▸ **What needs to be done**
Return every record below exactly as written, but leave out the pictures.

»»

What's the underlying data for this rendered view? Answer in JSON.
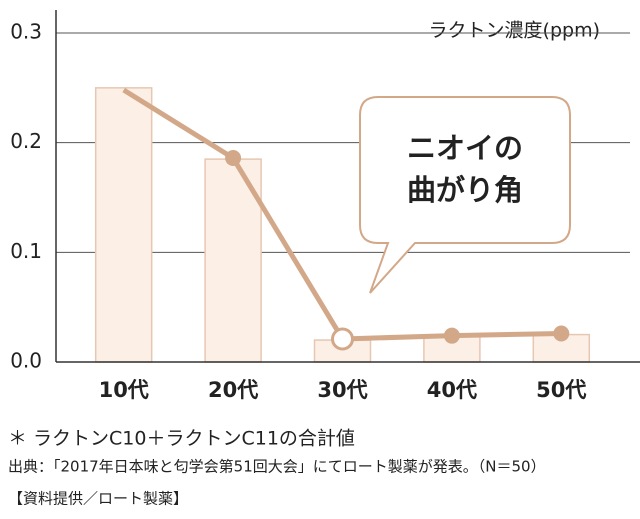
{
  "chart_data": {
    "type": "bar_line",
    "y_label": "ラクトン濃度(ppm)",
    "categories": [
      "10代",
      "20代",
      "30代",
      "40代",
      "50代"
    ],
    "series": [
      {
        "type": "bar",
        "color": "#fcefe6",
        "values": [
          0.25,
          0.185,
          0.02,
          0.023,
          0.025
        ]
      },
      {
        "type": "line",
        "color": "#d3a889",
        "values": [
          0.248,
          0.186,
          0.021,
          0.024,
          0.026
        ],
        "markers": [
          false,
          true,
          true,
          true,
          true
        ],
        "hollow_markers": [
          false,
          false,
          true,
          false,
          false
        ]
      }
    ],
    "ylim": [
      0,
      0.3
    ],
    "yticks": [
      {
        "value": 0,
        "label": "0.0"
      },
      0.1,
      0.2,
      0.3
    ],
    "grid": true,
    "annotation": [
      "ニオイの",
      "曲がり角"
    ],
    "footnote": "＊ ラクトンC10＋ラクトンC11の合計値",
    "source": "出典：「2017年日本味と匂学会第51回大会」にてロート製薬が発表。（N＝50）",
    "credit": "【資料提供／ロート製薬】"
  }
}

««

▸ **Exercise answer**
What's the underlying data for this rendered view? Answer in JSON.
{
  "chart_data": {
    "type": "bar_line",
    "y_label": "ラクトン濃度(ppm)",
    "categories": [
      "10代",
      "20代",
      "30代",
      "40代",
      "50代"
    ],
    "series": [
      {
        "type": "bar",
        "color": "#fcefe6",
        "values": [
          0.25,
          0.185,
          0.02,
          0.023,
          0.025
        ]
      },
      {
        "type": "line",
        "color": "#d3a889",
        "values": [
          0.248,
          0.186,
          0.021,
          0.024,
          0.026
        ],
        "markers": [
          false,
          true,
          true,
          true,
          true
        ],
        "hollow_markers": [
          false,
          false,
          true,
          false,
          false
        ]
      }
    ],
    "ylim": [
      0,
      0.3
    ],
    "yticks": [
      {
        "value": 0,
        "label": "0.0"
      },
      0.1,
      0.2,
      0.3
    ],
    "grid": true,
    "annotation": [
      "ニオイの",
      "曲がり角"
    ],
    "footnote": "＊ ラクトンC10＋ラクトンC11の合計値",
    "source": "出典：「2017年日本味と匂学会第51回大会」にてロート製薬が発表。（N＝50）",
    "credit": "【資料提供／ロート製薬】"
  }
}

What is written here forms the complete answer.